━━ Provided records ━━

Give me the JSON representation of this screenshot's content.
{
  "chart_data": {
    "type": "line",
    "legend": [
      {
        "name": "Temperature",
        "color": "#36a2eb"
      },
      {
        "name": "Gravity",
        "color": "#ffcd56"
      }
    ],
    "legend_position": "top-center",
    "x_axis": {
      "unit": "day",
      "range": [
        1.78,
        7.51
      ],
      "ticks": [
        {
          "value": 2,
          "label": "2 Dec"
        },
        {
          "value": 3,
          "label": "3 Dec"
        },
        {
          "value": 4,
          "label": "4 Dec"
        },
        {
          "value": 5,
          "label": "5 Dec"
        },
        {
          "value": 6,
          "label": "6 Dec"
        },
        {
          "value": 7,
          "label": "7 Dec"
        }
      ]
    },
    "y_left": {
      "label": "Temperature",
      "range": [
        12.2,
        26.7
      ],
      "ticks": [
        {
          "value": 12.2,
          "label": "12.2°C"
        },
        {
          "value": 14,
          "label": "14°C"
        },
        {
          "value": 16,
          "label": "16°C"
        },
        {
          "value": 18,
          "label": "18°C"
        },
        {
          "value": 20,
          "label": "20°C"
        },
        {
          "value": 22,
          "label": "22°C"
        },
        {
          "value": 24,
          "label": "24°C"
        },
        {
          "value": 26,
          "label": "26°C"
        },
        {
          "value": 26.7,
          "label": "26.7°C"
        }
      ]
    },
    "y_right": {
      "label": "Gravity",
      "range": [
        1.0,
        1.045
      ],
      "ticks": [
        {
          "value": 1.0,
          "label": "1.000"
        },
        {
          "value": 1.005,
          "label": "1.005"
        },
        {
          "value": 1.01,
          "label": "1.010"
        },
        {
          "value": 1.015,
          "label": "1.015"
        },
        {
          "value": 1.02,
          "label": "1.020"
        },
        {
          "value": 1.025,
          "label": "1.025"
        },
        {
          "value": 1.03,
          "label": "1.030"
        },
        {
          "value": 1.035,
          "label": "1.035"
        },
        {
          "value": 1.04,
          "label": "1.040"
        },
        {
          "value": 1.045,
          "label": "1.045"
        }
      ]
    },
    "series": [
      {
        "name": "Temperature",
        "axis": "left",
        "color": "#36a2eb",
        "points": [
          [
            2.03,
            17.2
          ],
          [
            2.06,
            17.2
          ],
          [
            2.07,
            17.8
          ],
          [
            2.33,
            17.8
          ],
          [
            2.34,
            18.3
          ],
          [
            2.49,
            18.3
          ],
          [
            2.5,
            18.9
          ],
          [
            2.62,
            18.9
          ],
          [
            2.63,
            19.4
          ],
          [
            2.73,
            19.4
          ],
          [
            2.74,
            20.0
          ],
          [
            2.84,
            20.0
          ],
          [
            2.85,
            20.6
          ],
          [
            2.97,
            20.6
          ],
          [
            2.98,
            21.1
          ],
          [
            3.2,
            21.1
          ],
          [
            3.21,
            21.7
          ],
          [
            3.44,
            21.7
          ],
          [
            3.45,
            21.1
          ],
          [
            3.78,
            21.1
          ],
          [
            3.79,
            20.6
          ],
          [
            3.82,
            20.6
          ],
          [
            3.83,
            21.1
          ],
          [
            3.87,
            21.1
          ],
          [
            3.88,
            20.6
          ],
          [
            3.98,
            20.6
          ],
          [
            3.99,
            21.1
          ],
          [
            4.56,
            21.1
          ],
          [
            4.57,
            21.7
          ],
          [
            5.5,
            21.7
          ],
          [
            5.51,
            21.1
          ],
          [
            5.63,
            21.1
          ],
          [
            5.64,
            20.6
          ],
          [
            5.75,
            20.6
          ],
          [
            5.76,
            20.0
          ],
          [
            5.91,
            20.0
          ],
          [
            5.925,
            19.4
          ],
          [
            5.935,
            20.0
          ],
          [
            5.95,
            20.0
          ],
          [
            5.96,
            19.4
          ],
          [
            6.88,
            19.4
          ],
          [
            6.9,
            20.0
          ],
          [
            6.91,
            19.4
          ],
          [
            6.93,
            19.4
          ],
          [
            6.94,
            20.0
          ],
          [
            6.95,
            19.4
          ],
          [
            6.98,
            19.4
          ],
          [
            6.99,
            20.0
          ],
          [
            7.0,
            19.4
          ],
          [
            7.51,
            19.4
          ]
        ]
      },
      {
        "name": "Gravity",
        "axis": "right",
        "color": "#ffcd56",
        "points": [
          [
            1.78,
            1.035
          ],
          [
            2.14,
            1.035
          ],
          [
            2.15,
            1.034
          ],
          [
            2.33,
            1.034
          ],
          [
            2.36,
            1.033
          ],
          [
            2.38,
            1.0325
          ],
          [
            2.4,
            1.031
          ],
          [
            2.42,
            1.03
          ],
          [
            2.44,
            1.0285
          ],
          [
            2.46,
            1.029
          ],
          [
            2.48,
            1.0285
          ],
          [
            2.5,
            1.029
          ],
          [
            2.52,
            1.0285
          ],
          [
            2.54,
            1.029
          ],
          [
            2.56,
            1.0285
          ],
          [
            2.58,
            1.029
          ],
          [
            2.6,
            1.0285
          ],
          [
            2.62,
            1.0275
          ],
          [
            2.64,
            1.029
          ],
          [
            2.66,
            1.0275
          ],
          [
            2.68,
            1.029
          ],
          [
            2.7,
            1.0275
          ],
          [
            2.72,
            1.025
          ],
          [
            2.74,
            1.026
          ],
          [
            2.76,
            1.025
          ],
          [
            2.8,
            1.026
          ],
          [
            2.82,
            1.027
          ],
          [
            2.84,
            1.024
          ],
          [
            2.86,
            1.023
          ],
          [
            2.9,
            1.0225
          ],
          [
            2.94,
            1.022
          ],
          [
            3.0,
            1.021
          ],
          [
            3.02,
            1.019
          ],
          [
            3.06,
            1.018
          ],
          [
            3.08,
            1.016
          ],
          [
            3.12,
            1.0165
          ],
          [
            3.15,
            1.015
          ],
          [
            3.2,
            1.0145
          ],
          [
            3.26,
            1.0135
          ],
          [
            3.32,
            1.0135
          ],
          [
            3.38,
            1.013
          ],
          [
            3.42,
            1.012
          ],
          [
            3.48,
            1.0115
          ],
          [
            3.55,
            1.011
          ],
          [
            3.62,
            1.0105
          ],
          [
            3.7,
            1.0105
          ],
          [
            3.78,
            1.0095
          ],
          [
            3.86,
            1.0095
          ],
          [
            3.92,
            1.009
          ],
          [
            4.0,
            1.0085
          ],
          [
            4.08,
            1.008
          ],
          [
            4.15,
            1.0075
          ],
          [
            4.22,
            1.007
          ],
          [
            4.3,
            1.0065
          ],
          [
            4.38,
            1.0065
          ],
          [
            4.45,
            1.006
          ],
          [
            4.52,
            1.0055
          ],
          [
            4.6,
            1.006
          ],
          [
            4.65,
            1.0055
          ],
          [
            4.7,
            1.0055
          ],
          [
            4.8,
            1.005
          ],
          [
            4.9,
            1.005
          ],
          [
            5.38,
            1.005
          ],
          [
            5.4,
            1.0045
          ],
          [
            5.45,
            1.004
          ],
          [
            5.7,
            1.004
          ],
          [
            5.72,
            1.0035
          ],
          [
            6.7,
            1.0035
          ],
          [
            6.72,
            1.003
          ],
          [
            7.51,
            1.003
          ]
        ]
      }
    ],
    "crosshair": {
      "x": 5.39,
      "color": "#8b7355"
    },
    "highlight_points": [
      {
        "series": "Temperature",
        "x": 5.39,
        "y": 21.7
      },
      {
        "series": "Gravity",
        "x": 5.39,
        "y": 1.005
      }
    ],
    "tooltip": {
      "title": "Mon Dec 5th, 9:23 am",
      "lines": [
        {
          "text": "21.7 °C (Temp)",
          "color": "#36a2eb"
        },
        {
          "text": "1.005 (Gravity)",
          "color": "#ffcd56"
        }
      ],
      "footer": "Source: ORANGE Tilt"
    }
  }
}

━━━

What you need to do:
Select and copy each line from the data that includes the word "Gravity".

Result:
        "name": "Gravity",
      "label": "Gravity",
        "name": "Gravity",
        "series": "Gravity",
          "text": "1.005 (Gravity)",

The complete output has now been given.